==== RECORD SET
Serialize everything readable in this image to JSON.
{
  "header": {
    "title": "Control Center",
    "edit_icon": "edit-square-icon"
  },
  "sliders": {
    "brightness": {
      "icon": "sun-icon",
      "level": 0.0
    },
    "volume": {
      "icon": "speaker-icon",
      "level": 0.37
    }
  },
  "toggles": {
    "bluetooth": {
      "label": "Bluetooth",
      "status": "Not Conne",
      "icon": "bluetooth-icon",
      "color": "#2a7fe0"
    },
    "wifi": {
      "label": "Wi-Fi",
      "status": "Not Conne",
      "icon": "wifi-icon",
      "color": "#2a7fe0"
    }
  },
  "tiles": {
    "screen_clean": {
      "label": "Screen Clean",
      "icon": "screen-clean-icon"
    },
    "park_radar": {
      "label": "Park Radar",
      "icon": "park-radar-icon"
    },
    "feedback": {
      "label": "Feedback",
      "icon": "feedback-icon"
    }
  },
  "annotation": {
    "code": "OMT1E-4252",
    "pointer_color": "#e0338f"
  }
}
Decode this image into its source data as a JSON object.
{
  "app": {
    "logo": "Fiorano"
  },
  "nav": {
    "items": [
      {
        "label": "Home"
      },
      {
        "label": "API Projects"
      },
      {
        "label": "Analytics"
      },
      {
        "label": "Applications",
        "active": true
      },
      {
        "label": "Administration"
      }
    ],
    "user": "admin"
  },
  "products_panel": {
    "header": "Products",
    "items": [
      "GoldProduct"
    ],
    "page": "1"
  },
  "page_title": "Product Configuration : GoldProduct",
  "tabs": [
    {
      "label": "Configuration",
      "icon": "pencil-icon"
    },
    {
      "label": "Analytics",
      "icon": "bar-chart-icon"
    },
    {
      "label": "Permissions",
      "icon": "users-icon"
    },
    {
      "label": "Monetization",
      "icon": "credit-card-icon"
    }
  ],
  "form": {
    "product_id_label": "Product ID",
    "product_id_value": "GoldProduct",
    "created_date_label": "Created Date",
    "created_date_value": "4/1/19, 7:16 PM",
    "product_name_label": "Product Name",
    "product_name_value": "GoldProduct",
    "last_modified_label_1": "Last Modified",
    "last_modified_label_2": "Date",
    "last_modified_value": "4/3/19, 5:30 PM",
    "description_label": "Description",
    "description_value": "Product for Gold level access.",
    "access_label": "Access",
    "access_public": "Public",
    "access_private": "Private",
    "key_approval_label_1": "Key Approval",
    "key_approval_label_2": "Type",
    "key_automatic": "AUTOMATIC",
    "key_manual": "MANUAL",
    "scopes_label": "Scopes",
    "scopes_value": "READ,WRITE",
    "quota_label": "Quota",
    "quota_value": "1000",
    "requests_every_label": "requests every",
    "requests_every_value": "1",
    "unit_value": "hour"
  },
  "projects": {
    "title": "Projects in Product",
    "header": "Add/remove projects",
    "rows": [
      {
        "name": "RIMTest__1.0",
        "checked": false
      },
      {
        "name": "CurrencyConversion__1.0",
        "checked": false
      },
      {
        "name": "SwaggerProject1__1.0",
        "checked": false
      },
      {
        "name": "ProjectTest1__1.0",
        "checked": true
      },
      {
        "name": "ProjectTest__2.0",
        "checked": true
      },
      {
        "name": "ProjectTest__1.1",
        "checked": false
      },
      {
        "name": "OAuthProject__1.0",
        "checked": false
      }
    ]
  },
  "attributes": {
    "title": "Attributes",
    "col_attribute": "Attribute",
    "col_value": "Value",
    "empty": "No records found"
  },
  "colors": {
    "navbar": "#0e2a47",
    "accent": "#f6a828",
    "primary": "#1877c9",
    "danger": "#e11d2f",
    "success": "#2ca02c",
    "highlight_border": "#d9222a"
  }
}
========
Count every line in the entries above where the word "this" appears; respond with the number alone.

→ **SOLUTION TO THE PROBLEM**:
2